▶ **Butir tersimpan dari sebuah koleksi**
****

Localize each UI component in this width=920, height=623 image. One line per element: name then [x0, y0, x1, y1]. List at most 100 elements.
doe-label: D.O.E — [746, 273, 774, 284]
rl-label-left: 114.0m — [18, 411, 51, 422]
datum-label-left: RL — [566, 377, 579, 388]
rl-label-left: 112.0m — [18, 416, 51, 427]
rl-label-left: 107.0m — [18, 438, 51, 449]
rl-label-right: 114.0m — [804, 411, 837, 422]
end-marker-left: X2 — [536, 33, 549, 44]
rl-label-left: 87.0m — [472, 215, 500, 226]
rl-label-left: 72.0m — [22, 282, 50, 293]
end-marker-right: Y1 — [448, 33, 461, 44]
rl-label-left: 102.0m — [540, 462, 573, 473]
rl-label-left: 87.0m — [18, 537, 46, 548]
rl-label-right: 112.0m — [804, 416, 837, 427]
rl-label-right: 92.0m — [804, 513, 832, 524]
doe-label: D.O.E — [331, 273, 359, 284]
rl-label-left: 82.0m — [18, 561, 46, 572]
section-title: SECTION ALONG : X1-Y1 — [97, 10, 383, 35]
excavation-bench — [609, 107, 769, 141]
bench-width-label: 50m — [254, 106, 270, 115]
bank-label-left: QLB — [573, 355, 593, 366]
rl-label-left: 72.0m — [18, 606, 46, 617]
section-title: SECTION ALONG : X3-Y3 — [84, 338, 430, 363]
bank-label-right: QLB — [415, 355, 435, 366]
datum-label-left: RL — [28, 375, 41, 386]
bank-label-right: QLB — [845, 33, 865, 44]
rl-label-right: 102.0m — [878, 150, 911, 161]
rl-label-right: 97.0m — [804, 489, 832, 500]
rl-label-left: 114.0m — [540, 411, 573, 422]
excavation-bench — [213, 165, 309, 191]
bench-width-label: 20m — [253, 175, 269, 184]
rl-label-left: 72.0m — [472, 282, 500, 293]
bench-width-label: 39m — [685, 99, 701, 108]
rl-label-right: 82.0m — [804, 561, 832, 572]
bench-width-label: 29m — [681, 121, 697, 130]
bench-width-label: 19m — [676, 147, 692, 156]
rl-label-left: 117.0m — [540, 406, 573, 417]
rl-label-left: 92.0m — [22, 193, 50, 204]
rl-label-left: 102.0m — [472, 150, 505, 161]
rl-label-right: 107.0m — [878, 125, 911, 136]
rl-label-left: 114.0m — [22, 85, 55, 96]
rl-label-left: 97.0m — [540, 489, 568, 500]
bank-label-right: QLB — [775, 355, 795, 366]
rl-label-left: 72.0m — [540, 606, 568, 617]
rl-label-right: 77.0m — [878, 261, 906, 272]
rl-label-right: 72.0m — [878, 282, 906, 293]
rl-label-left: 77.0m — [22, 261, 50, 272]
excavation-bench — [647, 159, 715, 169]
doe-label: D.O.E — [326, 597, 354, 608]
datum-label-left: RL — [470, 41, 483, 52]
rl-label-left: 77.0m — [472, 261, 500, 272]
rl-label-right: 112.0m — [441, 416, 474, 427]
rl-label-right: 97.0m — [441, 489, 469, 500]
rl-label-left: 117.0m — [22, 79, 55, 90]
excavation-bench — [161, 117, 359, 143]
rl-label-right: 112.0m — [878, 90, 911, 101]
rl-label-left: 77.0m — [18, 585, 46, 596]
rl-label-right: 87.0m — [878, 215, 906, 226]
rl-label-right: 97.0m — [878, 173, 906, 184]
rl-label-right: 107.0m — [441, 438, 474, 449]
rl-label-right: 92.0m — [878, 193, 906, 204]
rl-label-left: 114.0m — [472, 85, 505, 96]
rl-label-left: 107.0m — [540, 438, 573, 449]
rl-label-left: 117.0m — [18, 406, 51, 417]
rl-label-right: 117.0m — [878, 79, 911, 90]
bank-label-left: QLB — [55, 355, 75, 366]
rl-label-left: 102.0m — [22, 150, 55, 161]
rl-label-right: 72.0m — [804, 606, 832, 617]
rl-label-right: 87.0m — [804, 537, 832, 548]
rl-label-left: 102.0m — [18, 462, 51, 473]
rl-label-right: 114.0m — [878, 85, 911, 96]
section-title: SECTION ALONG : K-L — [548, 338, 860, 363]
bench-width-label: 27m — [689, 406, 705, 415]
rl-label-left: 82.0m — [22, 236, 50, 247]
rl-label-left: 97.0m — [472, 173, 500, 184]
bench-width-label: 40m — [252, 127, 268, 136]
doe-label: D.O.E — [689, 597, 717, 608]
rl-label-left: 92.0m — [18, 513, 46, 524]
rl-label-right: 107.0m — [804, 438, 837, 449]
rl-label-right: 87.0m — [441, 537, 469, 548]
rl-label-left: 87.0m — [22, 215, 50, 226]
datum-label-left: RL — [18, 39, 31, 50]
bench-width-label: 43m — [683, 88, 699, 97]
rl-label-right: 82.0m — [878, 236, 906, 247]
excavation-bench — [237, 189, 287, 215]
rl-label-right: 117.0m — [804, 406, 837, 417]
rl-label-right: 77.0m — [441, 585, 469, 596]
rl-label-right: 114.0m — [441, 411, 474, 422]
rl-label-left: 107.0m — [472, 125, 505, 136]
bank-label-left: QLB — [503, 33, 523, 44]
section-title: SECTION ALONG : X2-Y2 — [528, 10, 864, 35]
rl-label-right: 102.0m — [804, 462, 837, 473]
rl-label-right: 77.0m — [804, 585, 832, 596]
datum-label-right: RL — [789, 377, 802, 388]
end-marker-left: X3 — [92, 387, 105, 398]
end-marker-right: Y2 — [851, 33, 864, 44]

****

Tulis ulang seluruh baris materi di atas dengan mengganti setiap "excavation-bench" menjadi "excavation-step". Bagian lainnya biarkan tetap sama.

Localize each UI component in this width=920, height=623 image. One line per element: name then [x0, y0, x1, y1]. List at most 100 elements.
doe-label: D.O.E — [746, 273, 774, 284]
rl-label-left: 114.0m — [18, 411, 51, 422]
datum-label-left: RL — [566, 377, 579, 388]
rl-label-left: 112.0m — [18, 416, 51, 427]
rl-label-left: 107.0m — [18, 438, 51, 449]
rl-label-right: 114.0m — [804, 411, 837, 422]
end-marker-left: X2 — [536, 33, 549, 44]
rl-label-left: 87.0m — [472, 215, 500, 226]
rl-label-left: 72.0m — [22, 282, 50, 293]
end-marker-right: Y1 — [448, 33, 461, 44]
rl-label-left: 102.0m — [540, 462, 573, 473]
rl-label-left: 87.0m — [18, 537, 46, 548]
rl-label-right: 112.0m — [804, 416, 837, 427]
rl-label-right: 92.0m — [804, 513, 832, 524]
doe-label: D.O.E — [331, 273, 359, 284]
rl-label-left: 82.0m — [18, 561, 46, 572]
section-title: SECTION ALONG : X1-Y1 — [97, 10, 383, 35]
excavation-step — [609, 107, 769, 141]
bench-width-label: 50m — [254, 106, 270, 115]
bank-label-left: QLB — [573, 355, 593, 366]
rl-label-left: 72.0m — [18, 606, 46, 617]
section-title: SECTION ALONG : X3-Y3 — [84, 338, 430, 363]
bank-label-right: QLB — [415, 355, 435, 366]
datum-label-left: RL — [28, 375, 41, 386]
bank-label-right: QLB — [845, 33, 865, 44]
rl-label-right: 102.0m — [878, 150, 911, 161]
rl-label-right: 97.0m — [804, 489, 832, 500]
rl-label-left: 114.0m — [540, 411, 573, 422]
excavation-step — [213, 165, 309, 191]
bench-width-label: 20m — [253, 175, 269, 184]
rl-label-left: 72.0m — [472, 282, 500, 293]
bench-width-label: 39m — [685, 99, 701, 108]
rl-label-right: 82.0m — [804, 561, 832, 572]
bench-width-label: 29m — [681, 121, 697, 130]
bench-width-label: 19m — [676, 147, 692, 156]
rl-label-left: 117.0m — [540, 406, 573, 417]
rl-label-left: 92.0m — [22, 193, 50, 204]
rl-label-left: 102.0m — [472, 150, 505, 161]
rl-label-right: 107.0m — [878, 125, 911, 136]
rl-label-left: 114.0m — [22, 85, 55, 96]
rl-label-left: 97.0m — [540, 489, 568, 500]
bank-label-right: QLB — [775, 355, 795, 366]
rl-label-left: 72.0m — [540, 606, 568, 617]
rl-label-right: 77.0m — [878, 261, 906, 272]
rl-label-right: 72.0m — [878, 282, 906, 293]
rl-label-left: 77.0m — [22, 261, 50, 272]
excavation-step — [647, 159, 715, 169]
doe-label: D.O.E — [326, 597, 354, 608]
datum-label-left: RL — [470, 41, 483, 52]
rl-label-left: 77.0m — [472, 261, 500, 272]
rl-label-right: 112.0m — [441, 416, 474, 427]
rl-label-right: 97.0m — [441, 489, 469, 500]
rl-label-left: 117.0m — [22, 79, 55, 90]
excavation-step — [161, 117, 359, 143]
rl-label-right: 112.0m — [878, 90, 911, 101]
rl-label-left: 77.0m — [18, 585, 46, 596]
rl-label-right: 87.0m — [878, 215, 906, 226]
rl-label-right: 97.0m — [878, 173, 906, 184]
rl-label-right: 107.0m — [441, 438, 474, 449]
rl-label-right: 92.0m — [878, 193, 906, 204]
rl-label-left: 114.0m — [472, 85, 505, 96]
rl-label-left: 107.0m — [540, 438, 573, 449]
rl-label-left: 117.0m — [18, 406, 51, 417]
rl-label-right: 117.0m — [878, 79, 911, 90]
bank-label-left: QLB — [55, 355, 75, 366]
rl-label-left: 102.0m — [22, 150, 55, 161]
rl-label-right: 72.0m — [804, 606, 832, 617]
rl-label-right: 87.0m — [804, 537, 832, 548]
rl-label-left: 102.0m — [18, 462, 51, 473]
rl-label-right: 114.0m — [878, 85, 911, 96]
section-title: SECTION ALONG : K-L — [548, 338, 860, 363]
bench-width-label: 27m — [689, 406, 705, 415]
rl-label-left: 82.0m — [22, 236, 50, 247]
rl-label-left: 97.0m — [472, 173, 500, 184]
bench-width-label: 40m — [252, 127, 268, 136]
doe-label: D.O.E — [689, 597, 717, 608]
rl-label-left: 92.0m — [18, 513, 46, 524]
rl-label-right: 107.0m — [804, 438, 837, 449]
rl-label-right: 87.0m — [441, 537, 469, 548]
rl-label-left: 87.0m — [22, 215, 50, 226]
datum-label-left: RL — [18, 39, 31, 50]
bench-width-label: 43m — [683, 88, 699, 97]
rl-label-right: 82.0m — [878, 236, 906, 247]
excavation-step — [237, 189, 287, 215]
rl-label-right: 117.0m — [804, 406, 837, 417]
rl-label-right: 77.0m — [441, 585, 469, 596]
rl-label-right: 114.0m — [441, 411, 474, 422]
rl-label-left: 107.0m — [472, 125, 505, 136]
bank-label-left: QLB — [503, 33, 523, 44]
section-title: SECTION ALONG : X2-Y2 — [528, 10, 864, 35]
rl-label-right: 102.0m — [804, 462, 837, 473]
rl-label-right: 77.0m — [804, 585, 832, 596]
datum-label-right: RL — [789, 377, 802, 388]
end-marker-left: X3 — [92, 387, 105, 398]
end-marker-right: Y2 — [851, 33, 864, 44]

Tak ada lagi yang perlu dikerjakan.